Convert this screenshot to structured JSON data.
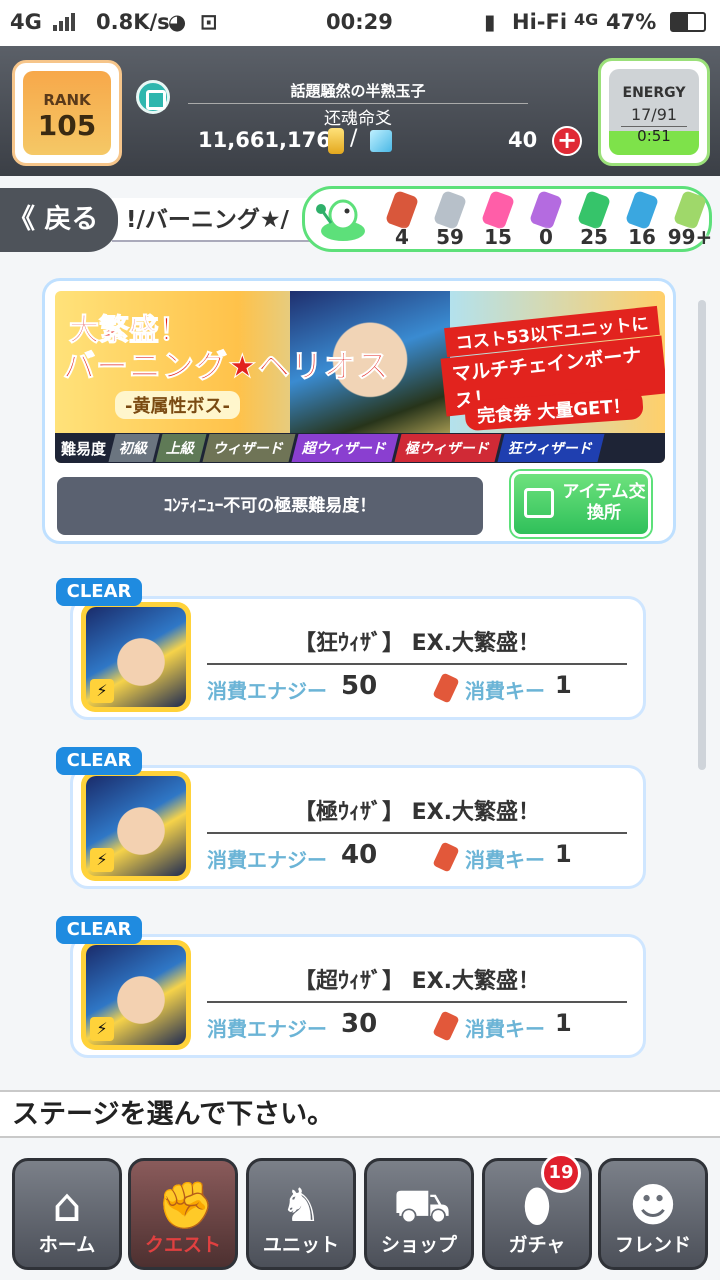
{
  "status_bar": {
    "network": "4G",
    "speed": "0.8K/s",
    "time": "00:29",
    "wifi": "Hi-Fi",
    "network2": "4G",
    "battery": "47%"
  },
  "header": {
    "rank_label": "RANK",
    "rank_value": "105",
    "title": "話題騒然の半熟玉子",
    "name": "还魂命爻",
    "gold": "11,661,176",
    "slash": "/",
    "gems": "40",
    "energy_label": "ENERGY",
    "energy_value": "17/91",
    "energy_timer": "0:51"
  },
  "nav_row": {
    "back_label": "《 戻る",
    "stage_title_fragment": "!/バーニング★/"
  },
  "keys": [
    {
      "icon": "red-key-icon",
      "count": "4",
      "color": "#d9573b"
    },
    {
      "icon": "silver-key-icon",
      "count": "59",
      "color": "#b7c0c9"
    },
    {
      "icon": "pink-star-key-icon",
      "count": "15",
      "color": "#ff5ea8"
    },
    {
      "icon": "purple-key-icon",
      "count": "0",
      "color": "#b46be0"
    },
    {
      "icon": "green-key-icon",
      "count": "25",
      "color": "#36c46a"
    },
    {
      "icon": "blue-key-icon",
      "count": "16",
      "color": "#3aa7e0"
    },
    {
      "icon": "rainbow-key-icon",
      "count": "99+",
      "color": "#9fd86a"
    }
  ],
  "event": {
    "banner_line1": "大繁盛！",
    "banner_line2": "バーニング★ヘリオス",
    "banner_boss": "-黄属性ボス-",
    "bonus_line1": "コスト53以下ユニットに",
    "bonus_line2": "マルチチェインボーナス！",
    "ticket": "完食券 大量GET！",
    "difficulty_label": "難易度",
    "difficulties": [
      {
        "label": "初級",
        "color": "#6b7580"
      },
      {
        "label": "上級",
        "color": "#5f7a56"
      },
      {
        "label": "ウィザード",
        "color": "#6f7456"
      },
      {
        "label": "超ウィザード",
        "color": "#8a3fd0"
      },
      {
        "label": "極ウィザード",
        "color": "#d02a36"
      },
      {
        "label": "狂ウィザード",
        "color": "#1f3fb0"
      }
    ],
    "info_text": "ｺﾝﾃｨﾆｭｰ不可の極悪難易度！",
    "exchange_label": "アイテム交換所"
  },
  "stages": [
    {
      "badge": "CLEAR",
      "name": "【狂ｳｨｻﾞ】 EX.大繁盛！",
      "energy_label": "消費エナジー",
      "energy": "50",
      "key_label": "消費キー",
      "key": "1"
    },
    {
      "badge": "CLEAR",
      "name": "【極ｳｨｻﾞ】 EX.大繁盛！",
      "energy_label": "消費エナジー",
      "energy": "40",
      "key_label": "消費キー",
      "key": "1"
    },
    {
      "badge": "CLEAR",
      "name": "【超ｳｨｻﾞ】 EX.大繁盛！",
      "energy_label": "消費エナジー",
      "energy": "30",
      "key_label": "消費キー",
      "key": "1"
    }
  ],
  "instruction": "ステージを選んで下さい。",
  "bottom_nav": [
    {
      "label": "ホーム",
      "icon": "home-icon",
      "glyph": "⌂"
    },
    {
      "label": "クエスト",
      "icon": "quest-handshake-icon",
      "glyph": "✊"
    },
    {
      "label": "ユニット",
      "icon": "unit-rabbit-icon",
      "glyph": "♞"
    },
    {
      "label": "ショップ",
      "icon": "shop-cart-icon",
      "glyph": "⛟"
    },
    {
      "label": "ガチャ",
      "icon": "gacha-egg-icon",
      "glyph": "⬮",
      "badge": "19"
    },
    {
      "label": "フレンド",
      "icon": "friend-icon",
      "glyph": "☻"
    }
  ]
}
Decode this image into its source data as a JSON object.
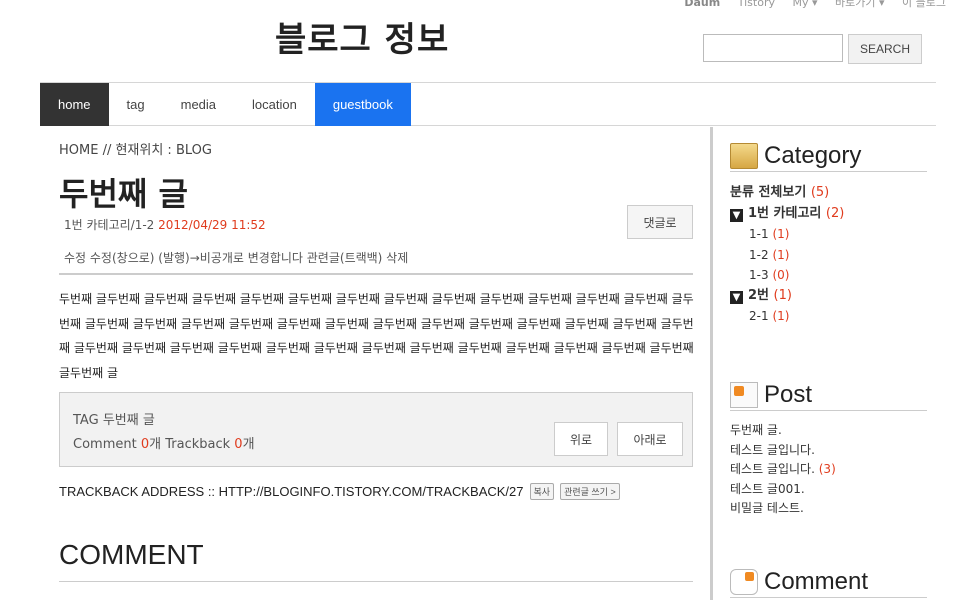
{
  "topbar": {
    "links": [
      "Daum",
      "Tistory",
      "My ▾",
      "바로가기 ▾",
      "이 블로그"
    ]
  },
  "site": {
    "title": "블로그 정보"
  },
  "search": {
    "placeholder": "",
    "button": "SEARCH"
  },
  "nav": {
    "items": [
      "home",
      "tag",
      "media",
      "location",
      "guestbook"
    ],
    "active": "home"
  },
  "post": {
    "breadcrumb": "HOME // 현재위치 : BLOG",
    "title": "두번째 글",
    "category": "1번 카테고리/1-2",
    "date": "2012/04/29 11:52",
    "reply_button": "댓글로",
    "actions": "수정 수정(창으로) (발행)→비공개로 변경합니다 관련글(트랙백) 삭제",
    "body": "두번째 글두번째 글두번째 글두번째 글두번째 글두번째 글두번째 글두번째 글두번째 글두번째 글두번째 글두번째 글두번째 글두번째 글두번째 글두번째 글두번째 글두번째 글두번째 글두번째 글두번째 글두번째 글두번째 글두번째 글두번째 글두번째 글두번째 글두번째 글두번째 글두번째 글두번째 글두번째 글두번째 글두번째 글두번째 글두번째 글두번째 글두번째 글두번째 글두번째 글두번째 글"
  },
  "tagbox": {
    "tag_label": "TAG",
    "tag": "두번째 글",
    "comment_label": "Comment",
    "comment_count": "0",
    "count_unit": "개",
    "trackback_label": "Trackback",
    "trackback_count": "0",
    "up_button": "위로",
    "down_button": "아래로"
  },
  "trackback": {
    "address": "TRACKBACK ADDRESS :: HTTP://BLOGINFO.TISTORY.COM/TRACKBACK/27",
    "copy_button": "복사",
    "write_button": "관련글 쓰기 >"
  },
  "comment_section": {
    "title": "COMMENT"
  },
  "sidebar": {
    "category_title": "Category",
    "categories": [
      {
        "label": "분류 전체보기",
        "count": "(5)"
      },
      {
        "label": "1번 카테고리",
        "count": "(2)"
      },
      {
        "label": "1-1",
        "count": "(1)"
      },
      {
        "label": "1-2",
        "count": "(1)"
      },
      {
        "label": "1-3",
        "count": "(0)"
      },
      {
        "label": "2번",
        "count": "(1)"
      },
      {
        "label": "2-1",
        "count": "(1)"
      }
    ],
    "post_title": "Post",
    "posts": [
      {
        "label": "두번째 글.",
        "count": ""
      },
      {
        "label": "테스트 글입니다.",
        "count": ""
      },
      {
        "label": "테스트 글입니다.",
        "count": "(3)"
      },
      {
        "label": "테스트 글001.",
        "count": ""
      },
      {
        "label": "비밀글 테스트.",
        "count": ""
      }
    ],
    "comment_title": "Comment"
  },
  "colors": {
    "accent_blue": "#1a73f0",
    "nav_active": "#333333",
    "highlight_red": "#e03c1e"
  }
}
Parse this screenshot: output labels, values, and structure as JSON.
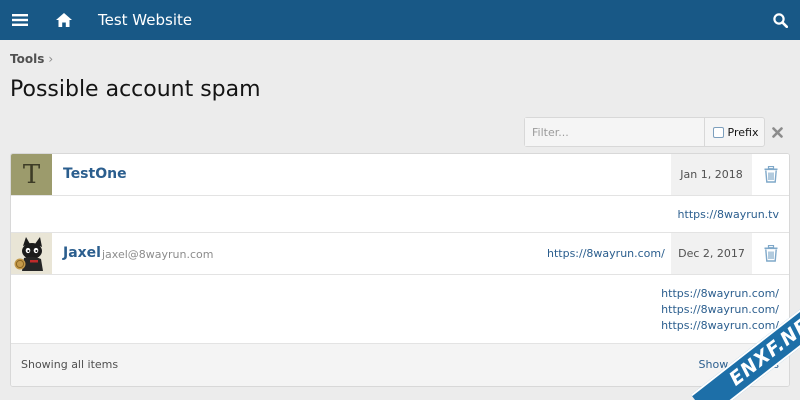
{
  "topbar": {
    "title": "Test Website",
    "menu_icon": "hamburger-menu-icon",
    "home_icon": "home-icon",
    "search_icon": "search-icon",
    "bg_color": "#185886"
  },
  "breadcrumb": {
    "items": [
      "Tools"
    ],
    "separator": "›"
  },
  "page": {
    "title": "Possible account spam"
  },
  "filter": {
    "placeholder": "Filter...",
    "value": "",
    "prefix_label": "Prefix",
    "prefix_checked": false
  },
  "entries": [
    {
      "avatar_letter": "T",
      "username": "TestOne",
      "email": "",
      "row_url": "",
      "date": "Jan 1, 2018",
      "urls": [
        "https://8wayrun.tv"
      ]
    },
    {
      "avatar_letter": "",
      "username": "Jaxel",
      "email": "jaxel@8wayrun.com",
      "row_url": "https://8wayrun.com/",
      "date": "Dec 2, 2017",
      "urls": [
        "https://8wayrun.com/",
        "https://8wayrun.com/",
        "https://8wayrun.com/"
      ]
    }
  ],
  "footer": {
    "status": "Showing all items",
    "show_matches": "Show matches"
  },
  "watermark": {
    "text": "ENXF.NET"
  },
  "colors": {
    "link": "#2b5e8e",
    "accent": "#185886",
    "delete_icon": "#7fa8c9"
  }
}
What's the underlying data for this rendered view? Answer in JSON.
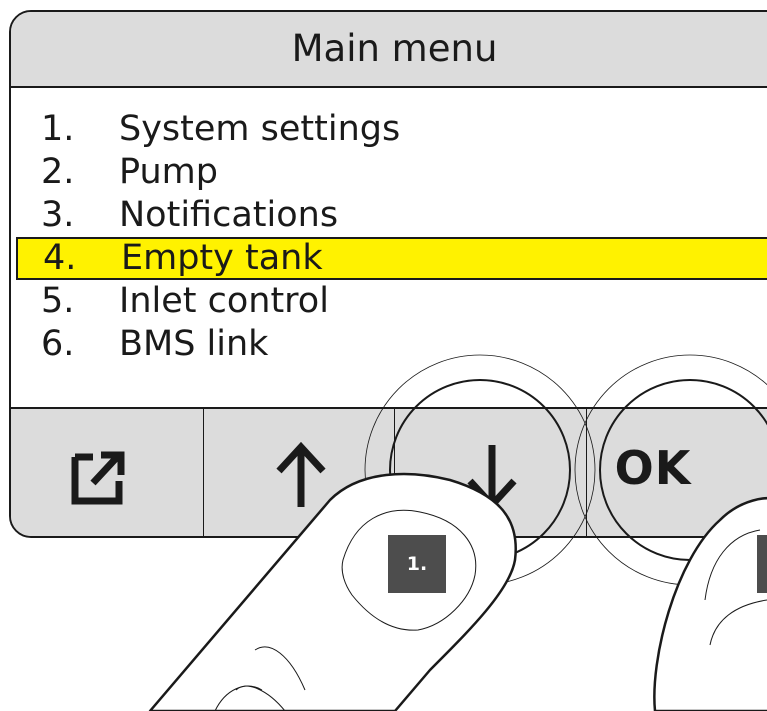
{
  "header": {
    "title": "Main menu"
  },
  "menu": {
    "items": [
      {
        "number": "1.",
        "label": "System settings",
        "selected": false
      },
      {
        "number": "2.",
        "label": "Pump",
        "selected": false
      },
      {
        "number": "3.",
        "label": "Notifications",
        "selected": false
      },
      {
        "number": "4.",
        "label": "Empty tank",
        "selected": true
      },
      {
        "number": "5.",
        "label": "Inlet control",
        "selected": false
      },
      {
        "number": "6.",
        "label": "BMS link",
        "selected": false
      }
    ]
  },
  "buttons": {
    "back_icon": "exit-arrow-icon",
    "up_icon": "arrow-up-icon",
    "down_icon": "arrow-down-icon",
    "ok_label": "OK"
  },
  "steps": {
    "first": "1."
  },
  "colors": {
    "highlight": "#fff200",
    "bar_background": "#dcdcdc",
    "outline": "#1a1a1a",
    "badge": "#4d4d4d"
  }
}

- PROBLEM DESCRIPTION:
Show the lines from the data above that contain the string "https".

- WRITTEN RESPONSE:
        "https://8wayrun.tv"
      "row_url": "https://8wayrun.com/",
        "https://8wayrun.com/",
        "https://8wayrun.com/",
        "https://8wayrun.com/"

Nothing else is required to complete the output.